### Your instructions
Copy every line of the following data that includes the string "Potential".

### Provided records
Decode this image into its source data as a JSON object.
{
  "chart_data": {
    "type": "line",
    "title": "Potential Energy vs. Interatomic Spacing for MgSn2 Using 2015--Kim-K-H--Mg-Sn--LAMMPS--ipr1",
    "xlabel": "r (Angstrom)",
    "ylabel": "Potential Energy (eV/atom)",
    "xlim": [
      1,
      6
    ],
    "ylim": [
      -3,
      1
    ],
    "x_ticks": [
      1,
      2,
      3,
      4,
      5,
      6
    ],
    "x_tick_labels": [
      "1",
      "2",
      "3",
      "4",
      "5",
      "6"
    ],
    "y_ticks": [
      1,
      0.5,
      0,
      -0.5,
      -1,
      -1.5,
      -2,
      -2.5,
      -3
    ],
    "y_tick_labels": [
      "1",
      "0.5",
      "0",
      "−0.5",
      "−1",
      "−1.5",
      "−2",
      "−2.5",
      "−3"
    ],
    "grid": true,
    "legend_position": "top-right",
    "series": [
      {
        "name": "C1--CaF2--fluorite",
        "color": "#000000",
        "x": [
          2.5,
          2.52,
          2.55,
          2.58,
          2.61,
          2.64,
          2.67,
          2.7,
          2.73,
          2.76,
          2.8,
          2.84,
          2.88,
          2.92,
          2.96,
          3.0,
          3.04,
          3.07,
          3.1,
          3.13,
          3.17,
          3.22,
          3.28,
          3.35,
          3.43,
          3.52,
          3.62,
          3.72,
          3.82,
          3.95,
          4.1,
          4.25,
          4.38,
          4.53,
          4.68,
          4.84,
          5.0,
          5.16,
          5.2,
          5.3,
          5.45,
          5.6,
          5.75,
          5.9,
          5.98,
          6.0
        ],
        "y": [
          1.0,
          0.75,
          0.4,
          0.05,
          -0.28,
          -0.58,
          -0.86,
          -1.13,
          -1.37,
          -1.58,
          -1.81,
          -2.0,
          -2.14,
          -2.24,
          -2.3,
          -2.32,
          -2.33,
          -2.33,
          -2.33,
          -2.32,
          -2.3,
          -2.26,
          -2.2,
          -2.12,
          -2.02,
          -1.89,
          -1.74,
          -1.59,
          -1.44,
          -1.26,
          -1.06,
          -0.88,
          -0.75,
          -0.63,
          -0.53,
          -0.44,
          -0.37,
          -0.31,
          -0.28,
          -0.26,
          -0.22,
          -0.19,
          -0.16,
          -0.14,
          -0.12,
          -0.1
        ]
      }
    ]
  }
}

* * *

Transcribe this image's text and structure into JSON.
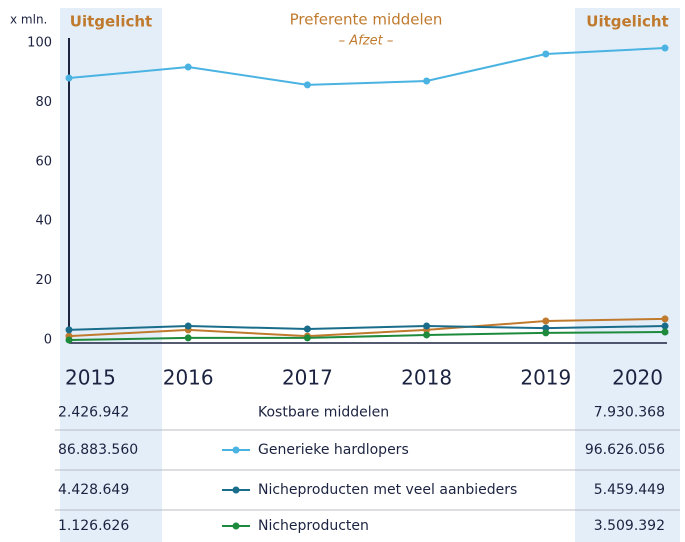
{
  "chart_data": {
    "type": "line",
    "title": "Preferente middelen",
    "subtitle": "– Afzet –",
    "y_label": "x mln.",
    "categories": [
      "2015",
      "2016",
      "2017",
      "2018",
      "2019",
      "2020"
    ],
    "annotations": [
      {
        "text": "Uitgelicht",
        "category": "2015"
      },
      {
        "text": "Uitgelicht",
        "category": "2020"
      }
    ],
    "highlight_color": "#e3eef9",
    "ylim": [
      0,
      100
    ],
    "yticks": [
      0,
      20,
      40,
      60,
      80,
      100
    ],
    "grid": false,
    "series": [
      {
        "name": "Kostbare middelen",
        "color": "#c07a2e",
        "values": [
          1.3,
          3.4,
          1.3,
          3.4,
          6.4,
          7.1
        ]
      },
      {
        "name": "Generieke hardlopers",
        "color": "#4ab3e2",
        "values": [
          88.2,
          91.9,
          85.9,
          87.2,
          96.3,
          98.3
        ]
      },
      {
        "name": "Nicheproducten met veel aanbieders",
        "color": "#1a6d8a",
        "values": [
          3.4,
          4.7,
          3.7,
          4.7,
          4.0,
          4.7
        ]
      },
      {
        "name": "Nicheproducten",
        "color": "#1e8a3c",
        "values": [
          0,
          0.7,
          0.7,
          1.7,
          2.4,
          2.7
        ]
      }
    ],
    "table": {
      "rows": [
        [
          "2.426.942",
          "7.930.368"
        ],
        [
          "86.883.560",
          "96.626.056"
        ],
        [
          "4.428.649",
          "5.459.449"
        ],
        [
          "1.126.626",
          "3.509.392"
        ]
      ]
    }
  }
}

### Final result
    "title": "Potential Energy vs. Interatomic Spacing for MgSn2 Using 2015--Kim-K-H--Mg-Sn--LAMMPS--ipr1",
    "ylabel": "Potential Energy (eV/atom)",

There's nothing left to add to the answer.